- Instructions to follow
Reproduce every line of the items below without changing anything, and leave the pictures out.

□ □ □ □ □ □ □

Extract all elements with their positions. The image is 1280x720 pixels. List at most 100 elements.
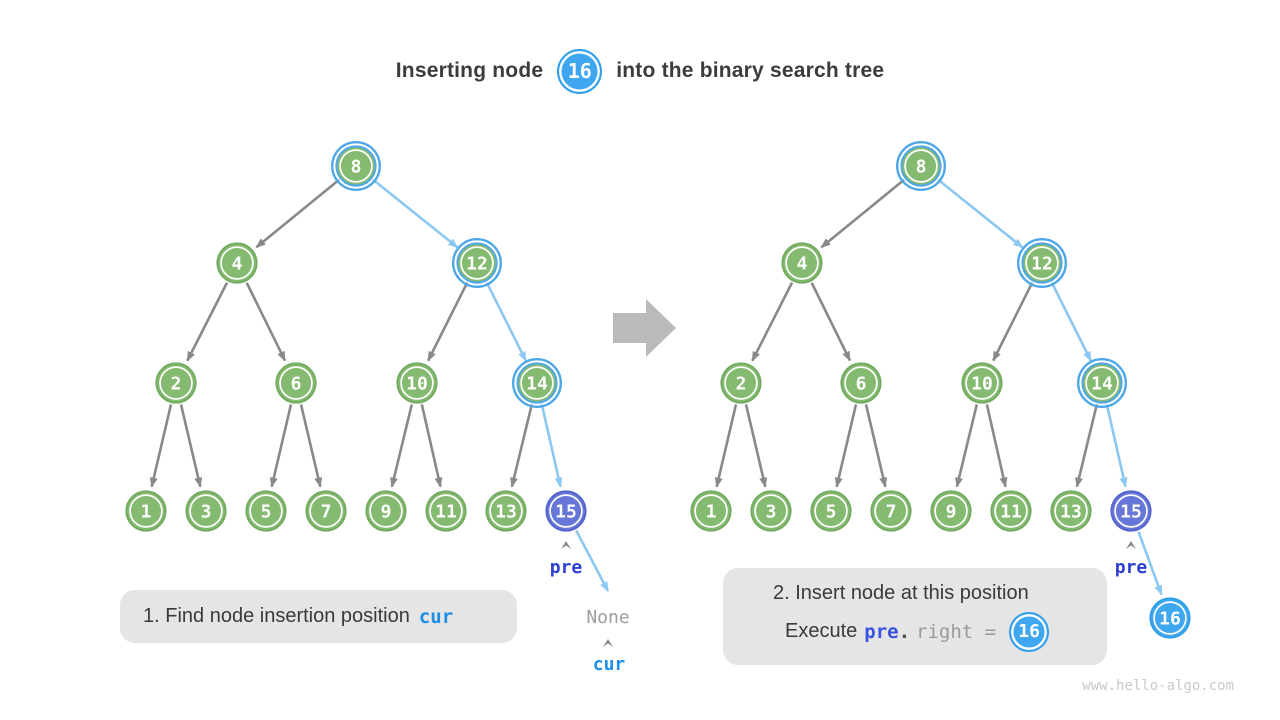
tree-edge-14-13 xyxy=(1075,404,1099,488)
node-value: 14 xyxy=(1091,374,1113,395)
left-tree-node-12: 12 xyxy=(452,237,503,288)
node-circle xyxy=(185,490,227,532)
tree-edge-15-16 xyxy=(1137,531,1163,596)
tree-edge-8-4 xyxy=(820,178,905,249)
right-tree-node-16: 16 xyxy=(1149,597,1191,639)
highlight-ring xyxy=(512,358,563,409)
node-inner-ring xyxy=(694,494,728,528)
left-tree-node-6: 6 xyxy=(275,362,317,404)
cur-label: cur xyxy=(593,654,626,675)
node-value: 7 xyxy=(321,502,332,523)
node-circle xyxy=(781,242,823,284)
tree-edge-15-none xyxy=(575,529,610,592)
tree-edge-4-6 xyxy=(810,282,852,362)
node-inner-ring xyxy=(1114,494,1148,528)
node-value: 15 xyxy=(555,502,577,523)
left-tree-node-7: 7 xyxy=(305,490,347,532)
right-tree-node-15: 15 xyxy=(1110,490,1152,532)
left-tree-node-15: 15 xyxy=(545,490,587,532)
title-text-before: Inserting node xyxy=(395,59,544,82)
left-tree-node-2: 2 xyxy=(155,362,197,404)
node-circle xyxy=(1081,362,1123,404)
node-inner-ring xyxy=(339,149,373,183)
node-circle xyxy=(456,242,498,284)
node-inner-ring xyxy=(279,366,313,400)
node-value: 3 xyxy=(766,502,777,523)
node-circle xyxy=(1050,490,1092,532)
left-tree-node-13: 13 xyxy=(485,490,527,532)
node-value: 8 xyxy=(351,157,362,178)
node-circle xyxy=(750,490,792,532)
tree-edge-12-14 xyxy=(485,282,527,362)
tree-edge-4-6 xyxy=(245,282,287,362)
node-circle xyxy=(1110,490,1152,532)
node-inner-ring xyxy=(1054,494,1088,528)
highlight-ring xyxy=(452,237,503,288)
node-circle xyxy=(485,490,527,532)
node-inner-ring xyxy=(1025,246,1059,280)
step1-cur-code: cur xyxy=(418,605,454,628)
node-value: 12 xyxy=(466,254,488,275)
node-circle xyxy=(216,242,258,284)
caret-up-icon xyxy=(603,639,613,647)
right-tree-node-13: 13 xyxy=(1050,490,1092,532)
node-circle xyxy=(990,490,1032,532)
node-circle xyxy=(275,362,317,404)
tree-edge-10-11 xyxy=(420,404,443,488)
node-circle xyxy=(870,490,912,532)
node-inner-ring xyxy=(400,366,434,400)
right-tree-node-7: 7 xyxy=(870,490,912,532)
node-inner-ring xyxy=(814,494,848,528)
tree-edge-10-9 xyxy=(390,404,414,488)
left-tree-node-3: 3 xyxy=(185,490,227,532)
node-inner-ring xyxy=(724,366,758,400)
node-value: 11 xyxy=(435,502,457,523)
tree-edge-2-1 xyxy=(714,404,738,488)
step1-caption: 1. Find node insertion position cur xyxy=(120,590,517,643)
node-value: 2 xyxy=(736,374,747,395)
step2-right-code: right = xyxy=(916,620,997,643)
node-value: 3 xyxy=(201,502,212,523)
node-circle xyxy=(365,490,407,532)
node-inner-ring xyxy=(785,246,819,280)
node-inner-ring xyxy=(249,494,283,528)
none-label: None xyxy=(586,607,629,628)
node-circle xyxy=(900,145,942,187)
title-node-badge: 16 xyxy=(557,48,603,94)
right-tree-node-2: 2 xyxy=(720,362,762,404)
node-circle xyxy=(335,145,377,187)
node-value: 9 xyxy=(381,502,392,523)
highlight-ring xyxy=(331,140,382,191)
right-tree-node-9: 9 xyxy=(930,490,972,532)
node-inner-ring xyxy=(429,494,463,528)
pre-label: pre xyxy=(1115,557,1148,578)
right-tree-node-5: 5 xyxy=(810,490,852,532)
node-value: 6 xyxy=(856,374,867,395)
tree-edge-14-13 xyxy=(510,404,534,488)
right-tree-node-12: 12 xyxy=(1017,237,1068,288)
right-tree-node-3: 3 xyxy=(750,490,792,532)
page-title: Inserting node 16 into the binary search… xyxy=(0,46,1280,96)
node-inner-ring xyxy=(460,246,494,280)
node-value: 5 xyxy=(826,502,837,523)
node-value: 4 xyxy=(797,254,808,275)
node-circle xyxy=(810,490,852,532)
node-inner-ring xyxy=(369,494,403,528)
node-inner-ring xyxy=(874,494,908,528)
node-value: 1 xyxy=(706,502,717,523)
node-value: 9 xyxy=(946,502,957,523)
tree-edge-10-11 xyxy=(985,404,1008,488)
tree-edge-14-15 xyxy=(1105,404,1128,488)
step2-caption-line1: 2. Insert node at this position xyxy=(773,581,1029,604)
watermark: www.hello-algo.com xyxy=(1082,678,1234,694)
tree-edge-2-1 xyxy=(149,404,173,488)
node-inner-ring xyxy=(129,494,163,528)
node-inner-ring xyxy=(965,366,999,400)
left-tree-node-4: 4 xyxy=(216,242,258,284)
node-circle xyxy=(930,490,972,532)
node-inner-ring xyxy=(1085,366,1119,400)
step2-pre-code: pre xyxy=(864,620,899,643)
node-value: 10 xyxy=(406,374,428,395)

□ □ □ □ □ □ □

- Task response
Extract all elements with their positions. The image is 1280x720 pixels. List at most 100 elements.
tree-edge-14-13 xyxy=(1075,404,1099,488)
node-value: 14 xyxy=(1091,374,1113,395)
left-tree-node-12: 12 xyxy=(452,237,503,288)
node-circle xyxy=(185,490,227,532)
tree-edge-15-16 xyxy=(1137,531,1163,596)
tree-edge-8-4 xyxy=(820,178,905,249)
right-tree-node-16: 16 xyxy=(1149,597,1191,639)
highlight-ring xyxy=(512,358,563,409)
node-inner-ring xyxy=(694,494,728,528)
left-tree-node-6: 6 xyxy=(275,362,317,404)
cur-label: cur xyxy=(593,654,626,675)
node-value: 7 xyxy=(321,502,332,523)
node-circle xyxy=(781,242,823,284)
tree-edge-15-none xyxy=(575,529,610,592)
tree-edge-4-6 xyxy=(810,282,852,362)
node-inner-ring xyxy=(1114,494,1148,528)
node-value: 15 xyxy=(555,502,577,523)
left-tree-node-7: 7 xyxy=(305,490,347,532)
right-tree-node-15: 15 xyxy=(1110,490,1152,532)
left-tree-node-15: 15 xyxy=(545,490,587,532)
title-text-before: Inserting node xyxy=(395,59,544,82)
left-tree-node-2: 2 xyxy=(155,362,197,404)
node-circle xyxy=(1081,362,1123,404)
node-inner-ring xyxy=(339,149,373,183)
node-circle xyxy=(456,242,498,284)
node-inner-ring xyxy=(279,366,313,400)
node-value: 3 xyxy=(766,502,777,523)
node-circle xyxy=(1050,490,1092,532)
left-tree-node-13: 13 xyxy=(485,490,527,532)
node-value: 8 xyxy=(351,157,362,178)
node-circle xyxy=(750,490,792,532)
tree-edge-12-14 xyxy=(485,282,527,362)
tree-edge-4-6 xyxy=(245,282,287,362)
node-circle xyxy=(1110,490,1152,532)
node-inner-ring xyxy=(1054,494,1088,528)
highlight-ring xyxy=(452,237,503,288)
node-circle xyxy=(485,490,527,532)
node-inner-ring xyxy=(1025,246,1059,280)
step1-cur-code: cur xyxy=(418,605,454,628)
node-value: 12 xyxy=(466,254,488,275)
node-circle xyxy=(216,242,258,284)
caret-up-icon xyxy=(603,639,613,647)
right-tree-node-13: 13 xyxy=(1050,490,1092,532)
node-circle xyxy=(990,490,1032,532)
node-circle xyxy=(275,362,317,404)
tree-edge-10-11 xyxy=(420,404,443,488)
node-circle xyxy=(870,490,912,532)
node-inner-ring xyxy=(400,366,434,400)
right-tree-node-7: 7 xyxy=(870,490,912,532)
node-inner-ring xyxy=(814,494,848,528)
tree-edge-10-9 xyxy=(390,404,414,488)
left-tree-node-3: 3 xyxy=(185,490,227,532)
node-inner-ring xyxy=(724,366,758,400)
node-value: 11 xyxy=(435,502,457,523)
tree-edge-2-1 xyxy=(714,404,738,488)
step1-caption: 1. Find node insertion position cur xyxy=(120,590,517,643)
node-value: 2 xyxy=(736,374,747,395)
step2-right-code: right = xyxy=(916,620,997,643)
node-value: 3 xyxy=(201,502,212,523)
node-circle xyxy=(365,490,407,532)
node-inner-ring xyxy=(785,246,819,280)
node-inner-ring xyxy=(249,494,283,528)
none-label: None xyxy=(586,607,629,628)
node-circle xyxy=(900,145,942,187)
title-node-badge: 16 xyxy=(557,48,603,94)
right-tree-node-2: 2 xyxy=(720,362,762,404)
node-circle xyxy=(335,145,377,187)
node-value: 9 xyxy=(381,502,392,523)
highlight-ring xyxy=(331,140,382,191)
right-tree-node-9: 9 xyxy=(930,490,972,532)
node-inner-ring xyxy=(429,494,463,528)
pre-label: pre xyxy=(1115,557,1148,578)
right-tree-node-5: 5 xyxy=(810,490,852,532)
node-value: 6 xyxy=(856,374,867,395)
tree-edge-14-13 xyxy=(510,404,534,488)
right-tree-node-12: 12 xyxy=(1017,237,1068,288)
right-tree-node-3: 3 xyxy=(750,490,792,532)
page-title: Inserting node 16 into the binary search… xyxy=(0,46,1280,96)
node-inner-ring xyxy=(460,246,494,280)
node-value: 5 xyxy=(826,502,837,523)
node-value: 4 xyxy=(797,254,808,275)
node-circle xyxy=(810,490,852,532)
node-inner-ring xyxy=(369,494,403,528)
node-inner-ring xyxy=(874,494,908,528)
node-value: 1 xyxy=(706,502,717,523)
node-value: 9 xyxy=(946,502,957,523)
tree-edge-10-11 xyxy=(985,404,1008,488)
tree-edge-14-15 xyxy=(1105,404,1128,488)
step2-caption-line1: 2. Insert node at this position xyxy=(773,581,1029,604)
watermark: www.hello-algo.com xyxy=(1082,678,1234,694)
tree-edge-2-1 xyxy=(149,404,173,488)
node-inner-ring xyxy=(129,494,163,528)
node-inner-ring xyxy=(965,366,999,400)
left-tree-node-4: 4 xyxy=(216,242,258,284)
node-circle xyxy=(930,490,972,532)
node-inner-ring xyxy=(1085,366,1119,400)
step2-pre-code: pre xyxy=(864,620,899,643)
node-value: 10 xyxy=(406,374,428,395)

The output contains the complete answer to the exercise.